AIM OF THE EXERCISE —
Copy out all the records, word for word.

RECORDED DATA —
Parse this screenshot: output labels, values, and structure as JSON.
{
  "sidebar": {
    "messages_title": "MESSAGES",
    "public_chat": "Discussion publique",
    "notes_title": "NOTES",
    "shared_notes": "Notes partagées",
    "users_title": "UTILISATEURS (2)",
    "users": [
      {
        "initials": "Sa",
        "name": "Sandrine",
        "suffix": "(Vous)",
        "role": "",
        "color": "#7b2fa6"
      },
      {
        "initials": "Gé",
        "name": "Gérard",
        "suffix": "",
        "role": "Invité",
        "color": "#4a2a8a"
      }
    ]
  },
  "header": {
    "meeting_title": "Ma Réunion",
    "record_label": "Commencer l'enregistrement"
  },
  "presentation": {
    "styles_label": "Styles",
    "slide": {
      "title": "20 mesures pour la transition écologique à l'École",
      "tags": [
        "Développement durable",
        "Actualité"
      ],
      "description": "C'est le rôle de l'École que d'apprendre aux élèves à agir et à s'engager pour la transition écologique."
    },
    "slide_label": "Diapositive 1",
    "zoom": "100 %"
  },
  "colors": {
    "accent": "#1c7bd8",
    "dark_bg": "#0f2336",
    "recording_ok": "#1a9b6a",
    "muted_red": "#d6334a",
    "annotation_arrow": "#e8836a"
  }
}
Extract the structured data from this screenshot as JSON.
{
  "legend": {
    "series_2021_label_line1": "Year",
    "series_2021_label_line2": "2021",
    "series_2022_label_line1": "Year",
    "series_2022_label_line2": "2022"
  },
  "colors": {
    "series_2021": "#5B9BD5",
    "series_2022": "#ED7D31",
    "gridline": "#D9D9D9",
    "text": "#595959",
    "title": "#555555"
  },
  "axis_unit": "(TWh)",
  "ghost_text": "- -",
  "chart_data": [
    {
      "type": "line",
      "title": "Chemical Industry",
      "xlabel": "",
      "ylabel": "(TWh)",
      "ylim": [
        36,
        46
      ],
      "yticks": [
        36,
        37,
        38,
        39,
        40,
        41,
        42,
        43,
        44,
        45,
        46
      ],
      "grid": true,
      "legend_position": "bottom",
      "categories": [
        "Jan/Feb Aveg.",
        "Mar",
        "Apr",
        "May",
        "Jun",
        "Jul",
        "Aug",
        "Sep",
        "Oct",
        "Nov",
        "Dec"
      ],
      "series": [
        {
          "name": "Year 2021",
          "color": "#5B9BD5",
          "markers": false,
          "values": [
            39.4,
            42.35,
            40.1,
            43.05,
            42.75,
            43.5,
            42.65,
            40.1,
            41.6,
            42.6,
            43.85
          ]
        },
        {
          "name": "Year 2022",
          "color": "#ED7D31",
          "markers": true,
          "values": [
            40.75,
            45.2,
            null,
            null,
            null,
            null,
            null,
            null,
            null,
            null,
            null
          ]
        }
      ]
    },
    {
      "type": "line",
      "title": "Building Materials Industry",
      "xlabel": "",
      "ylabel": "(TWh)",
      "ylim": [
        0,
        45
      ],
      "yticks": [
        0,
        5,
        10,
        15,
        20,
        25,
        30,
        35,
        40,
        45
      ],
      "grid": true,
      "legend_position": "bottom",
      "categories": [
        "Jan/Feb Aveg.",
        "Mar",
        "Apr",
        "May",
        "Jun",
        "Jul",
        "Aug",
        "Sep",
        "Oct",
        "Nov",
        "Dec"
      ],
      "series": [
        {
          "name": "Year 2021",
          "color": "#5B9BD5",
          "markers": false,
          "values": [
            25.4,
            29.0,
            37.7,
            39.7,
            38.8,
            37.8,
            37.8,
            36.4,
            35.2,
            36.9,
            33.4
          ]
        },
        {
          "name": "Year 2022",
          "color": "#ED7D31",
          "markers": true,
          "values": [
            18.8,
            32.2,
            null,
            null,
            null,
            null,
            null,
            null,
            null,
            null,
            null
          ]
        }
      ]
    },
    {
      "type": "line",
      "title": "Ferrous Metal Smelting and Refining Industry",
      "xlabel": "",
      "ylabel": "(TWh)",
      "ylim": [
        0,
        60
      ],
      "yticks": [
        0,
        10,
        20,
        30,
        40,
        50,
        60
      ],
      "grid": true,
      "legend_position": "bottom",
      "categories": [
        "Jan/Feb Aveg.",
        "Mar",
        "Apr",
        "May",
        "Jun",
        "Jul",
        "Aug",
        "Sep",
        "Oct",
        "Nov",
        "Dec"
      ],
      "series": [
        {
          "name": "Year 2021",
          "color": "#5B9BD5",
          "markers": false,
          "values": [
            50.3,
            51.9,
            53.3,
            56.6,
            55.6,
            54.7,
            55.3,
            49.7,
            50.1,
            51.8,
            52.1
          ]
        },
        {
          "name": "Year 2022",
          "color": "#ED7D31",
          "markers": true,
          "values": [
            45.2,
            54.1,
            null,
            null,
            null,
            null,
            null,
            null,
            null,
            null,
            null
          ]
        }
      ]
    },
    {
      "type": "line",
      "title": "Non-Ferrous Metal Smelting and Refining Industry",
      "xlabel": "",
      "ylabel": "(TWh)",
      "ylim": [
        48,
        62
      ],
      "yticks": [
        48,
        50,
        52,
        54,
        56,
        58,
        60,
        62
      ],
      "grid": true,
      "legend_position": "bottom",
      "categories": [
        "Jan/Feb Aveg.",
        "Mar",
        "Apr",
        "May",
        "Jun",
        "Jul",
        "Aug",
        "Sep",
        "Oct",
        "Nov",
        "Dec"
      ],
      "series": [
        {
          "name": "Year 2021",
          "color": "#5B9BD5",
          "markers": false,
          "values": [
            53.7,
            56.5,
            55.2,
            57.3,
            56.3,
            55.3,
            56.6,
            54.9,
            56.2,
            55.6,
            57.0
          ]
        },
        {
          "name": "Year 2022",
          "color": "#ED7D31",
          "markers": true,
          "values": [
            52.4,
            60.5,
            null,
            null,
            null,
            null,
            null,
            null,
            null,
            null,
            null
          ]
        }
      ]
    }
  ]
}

ANSWER TO THE PROBLEM —
Parse this screenshot: output labels, values, and structure as JSON.
{
  "sidebar": {
    "messages_title": "MESSAGES",
    "public_chat": "Discussion publique",
    "notes_title": "NOTES",
    "shared_notes": "Notes partagées",
    "users_title": "UTILISATEURS (2)",
    "users": [
      {
        "initials": "Sa",
        "name": "Sandrine",
        "suffix": "(Vous)",
        "role": "",
        "color": "#7b2fa6"
      },
      {
        "initials": "Gé",
        "name": "Gérard",
        "suffix": "",
        "role": "Invité",
        "color": "#4a2a8a"
      }
    ]
  },
  "header": {
    "meeting_title": "Ma Réunion",
    "record_label": "Commencer l'enregistrement"
  },
  "presentation": {
    "styles_label": "Styles",
    "slide": {
      "title": "20 mesures pour la transition écologique à l'École",
      "tags": [
        "Développement durable",
        "Actualité"
      ],
      "description": "C'est le rôle de l'École que d'apprendre aux élèves à agir et à s'engager pour la transition écologique."
    },
    "slide_label": "Diapositive 1",
    "zoom": "100 %"
  },
  "colors": {
    "accent": "#1c7bd8",
    "dark_bg": "#0f2336",
    "recording_ok": "#1a9b6a",
    "muted_red": "#d6334a",
    "annotation_arrow": "#e8836a"
  }
}
Extract the structured data from this screenshot as JSON.
{
  "legend": {
    "series_2021_label_line1": "Year",
    "series_2021_label_line2": "2021",
    "series_2022_label_line1": "Year",
    "series_2022_label_line2": "2022"
  },
  "colors": {
    "series_2021": "#5B9BD5",
    "series_2022": "#ED7D31",
    "gridline": "#D9D9D9",
    "text": "#595959",
    "title": "#555555"
  },
  "axis_unit": "(TWh)",
  "ghost_text": "- -",
  "chart_data": [
    {
      "type": "line",
      "title": "Chemical Industry",
      "xlabel": "",
      "ylabel": "(TWh)",
      "ylim": [
        36,
        46
      ],
      "yticks": [
        36,
        37,
        38,
        39,
        40,
        41,
        42,
        43,
        44,
        45,
        46
      ],
      "grid": true,
      "legend_position": "bottom",
      "categories": [
        "Jan/Feb Aveg.",
        "Mar",
        "Apr",
        "May",
        "Jun",
        "Jul",
        "Aug",
        "Sep",
        "Oct",
        "Nov",
        "Dec"
      ],
      "series": [
        {
          "name": "Year 2021",
          "color": "#5B9BD5",
          "markers": false,
          "values": [
            39.4,
            42.35,
            40.1,
            43.05,
            42.75,
            43.5,
            42.65,
            40.1,
            41.6,
            42.6,
            43.85
          ]
        },
        {
          "name": "Year 2022",
          "color": "#ED7D31",
          "markers": true,
          "values": [
            40.75,
            45.2,
            null,
            null,
            null,
            null,
            null,
            null,
            null,
            null,
            null
          ]
        }
      ]
    },
    {
      "type": "line",
      "title": "Building Materials Industry",
      "xlabel": "",
      "ylabel": "(TWh)",
      "ylim": [
        0,
        45
      ],
      "yticks": [
        0,
        5,
        10,
        15,
        20,
        25,
        30,
        35,
        40,
        45
      ],
      "grid": true,
      "legend_position": "bottom",
      "categories": [
        "Jan/Feb Aveg.",
        "Mar",
        "Apr",
        "May",
        "Jun",
        "Jul",
        "Aug",
        "Sep",
        "Oct",
        "Nov",
        "Dec"
      ],
      "series": [
        {
          "name": "Year 2021",
          "color": "#5B9BD5",
          "markers": false,
          "values": [
            25.4,
            29.0,
            37.7,
            39.7,
            38.8,
            37.8,
            37.8,
            36.4,
            35.2,
            36.9,
            33.4
          ]
        },
        {
          "name": "Year 2022",
          "color": "#ED7D31",
          "markers": true,
          "values": [
            18.8,
            32.2,
            null,
            null,
            null,
            null,
            null,
            null,
            null,
            null,
            null
          ]
        }
      ]
    },
    {
      "type": "line",
      "title": "Ferrous Metal Smelting and Refining Industry",
      "xlabel": "",
      "ylabel": "(TWh)",
      "ylim": [
        0,
        60
      ],
      "yticks": [
        0,
        10,
        20,
        30,
        40,
        50,
        60
      ],
      "grid": true,
      "legend_position": "bottom",
      "categories": [
        "Jan/Feb Aveg.",
        "Mar",
        "Apr",
        "May",
        "Jun",
        "Jul",
        "Aug",
        "Sep",
        "Oct",
        "Nov",
        "Dec"
      ],
      "series": [
        {
          "name": "Year 2021",
          "color": "#5B9BD5",
          "markers": false,
          "values": [
            50.3,
            51.9,
            53.3,
            56.6,
            55.6,
            54.7,
            55.3,
            49.7,
            50.1,
            51.8,
            52.1
          ]
        },
        {
          "name": "Year 2022",
          "color": "#ED7D31",
          "markers": true,
          "values": [
            45.2,
            54.1,
            null,
            null,
            null,
            null,
            null,
            null,
            null,
            null,
            null
          ]
        }
      ]
    },
    {
      "type": "line",
      "title": "Non-Ferrous Metal Smelting and Refining Industry",
      "xlabel": "",
      "ylabel": "(TWh)",
      "ylim": [
        48,
        62
      ],
      "yticks": [
        48,
        50,
        52,
        54,
        56,
        58,
        60,
        62
      ],
      "grid": true,
      "legend_position": "bottom",
      "categories": [
        "Jan/Feb Aveg.",
        "Mar",
        "Apr",
        "May",
        "Jun",
        "Jul",
        "Aug",
        "Sep",
        "Oct",
        "Nov",
        "Dec"
      ],
      "series": [
        {
          "name": "Year 2021",
          "color": "#5B9BD5",
          "markers": false,
          "values": [
            53.7,
            56.5,
            55.2,
            57.3,
            56.3,
            55.3,
            56.6,
            54.9,
            56.2,
            55.6,
            57.0
          ]
        },
        {
          "name": "Year 2022",
          "color": "#ED7D31",
          "markers": true,
          "values": [
            52.4,
            60.5,
            null,
            null,
            null,
            null,
            null,
            null,
            null,
            null,
            null
          ]
        }
      ]
    }
  ]
}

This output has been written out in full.